Exercise =
Below you will find a set of lines. Repeat them all exactly.

Provided data =
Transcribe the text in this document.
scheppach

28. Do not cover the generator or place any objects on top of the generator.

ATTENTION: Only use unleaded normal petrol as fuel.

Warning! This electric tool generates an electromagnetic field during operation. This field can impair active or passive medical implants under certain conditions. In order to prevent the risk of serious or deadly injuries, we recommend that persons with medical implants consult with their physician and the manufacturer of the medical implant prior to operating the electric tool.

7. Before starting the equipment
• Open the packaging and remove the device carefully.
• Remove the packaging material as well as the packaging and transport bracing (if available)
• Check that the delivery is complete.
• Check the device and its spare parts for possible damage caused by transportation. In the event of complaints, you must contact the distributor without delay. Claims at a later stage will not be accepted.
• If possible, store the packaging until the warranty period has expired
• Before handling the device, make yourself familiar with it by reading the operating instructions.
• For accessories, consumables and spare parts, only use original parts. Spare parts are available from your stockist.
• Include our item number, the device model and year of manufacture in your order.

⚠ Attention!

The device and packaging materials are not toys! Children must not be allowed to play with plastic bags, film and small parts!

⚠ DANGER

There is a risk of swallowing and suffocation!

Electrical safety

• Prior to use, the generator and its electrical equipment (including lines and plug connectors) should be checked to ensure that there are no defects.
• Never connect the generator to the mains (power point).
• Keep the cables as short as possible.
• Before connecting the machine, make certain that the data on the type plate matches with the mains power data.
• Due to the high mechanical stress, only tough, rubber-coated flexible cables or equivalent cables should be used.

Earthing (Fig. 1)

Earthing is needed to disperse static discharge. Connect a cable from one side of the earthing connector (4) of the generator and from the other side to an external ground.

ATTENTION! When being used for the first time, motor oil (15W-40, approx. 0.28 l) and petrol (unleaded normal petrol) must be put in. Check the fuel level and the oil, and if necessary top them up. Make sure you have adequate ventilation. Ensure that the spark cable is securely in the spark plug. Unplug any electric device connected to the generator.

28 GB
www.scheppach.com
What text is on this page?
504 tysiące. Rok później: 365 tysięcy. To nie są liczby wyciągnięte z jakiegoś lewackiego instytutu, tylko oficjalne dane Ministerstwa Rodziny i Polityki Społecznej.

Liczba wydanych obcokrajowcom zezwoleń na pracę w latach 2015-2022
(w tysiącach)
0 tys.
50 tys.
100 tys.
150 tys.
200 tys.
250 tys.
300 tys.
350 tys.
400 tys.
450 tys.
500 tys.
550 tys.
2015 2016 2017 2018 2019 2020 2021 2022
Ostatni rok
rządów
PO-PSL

Task output =
Transcribe the text in this document.
scheppach

28. Do not cover the generator or place any objects on top of the generator.

ATTENTION: Only use unleaded normal petrol as fuel.

Warning! This electric tool generates an electromagnetic field during operation. This field can impair active or passive medical implants under certain conditions. In order to prevent the risk of serious or deadly injuries, we recommend that persons with medical implants consult with their physician and the manufacturer of the medical implant prior to operating the electric tool.

7. Before starting the equipment
• Open the packaging and remove the device carefully.
• Remove the packaging material as well as the packaging and transport bracing (if available)
• Check that the delivery is complete.
• Check the device and its spare parts for possible damage caused by transportation. In the event of complaints, you must contact the distributor without delay. Claims at a later stage will not be accepted.
• If possible, store the packaging until the warranty period has expired
• Before handling the device, make yourself familiar with it by reading the operating instructions.
• For accessories, consumables and spare parts, only use original parts. Spare parts are available from your stockist.
• Include our item number, the device model and year of manufacture in your order.

⚠ Attention!

The device and packaging materials are not toys! Children must not be allowed to play with plastic bags, film and small parts!

⚠ DANGER

There is a risk of swallowing and suffocation!

Electrical safety

• Prior to use, the generator and its electrical equipment (including lines and plug connectors) should be checked to ensure that there are no defects.
• Never connect the generator to the mains (power point).
• Keep the cables as short as possible.
• Before connecting the machine, make certain that the data on the type plate matches with the mains power data.
• Due to the high mechanical stress, only tough, rubber-coated flexible cables or equivalent cables should be used.

Earthing (Fig. 1)

Earthing is needed to disperse static discharge. Connect a cable from one side of the earthing connector (4) of the generator and from the other side to an external ground.

ATTENTION! When being used for the first time, motor oil (15W-40, approx. 0.28 l) and petrol (unleaded normal petrol) must be put in. Check the fuel level and the oil, and if necessary top them up. Make sure you have adequate ventilation. Ensure that the spark cable is securely in the spark plug. Unplug any electric device connected to the generator.

28 GB
www.scheppach.com
What text is on this page?
504 tysiące. Rok później: 365 tysięcy. To nie są liczby wyciągnięte z jakiegoś lewackiego instytutu, tylko oficjalne dane Ministerstwa Rodziny i Polityki Społecznej.

Liczba wydanych obcokrajowcom zezwoleń na pracę w latach 2015-2022
(w tysiącach)
0 tys.
50 tys.
100 tys.
150 tys.
200 tys.
250 tys.
300 tys.
350 tys.
400 tys.
450 tys.
500 tys.
550 tys.
2015 2016 2017 2018 2019 2020 2021 2022
Ostatni rok
rządów
PO-PSL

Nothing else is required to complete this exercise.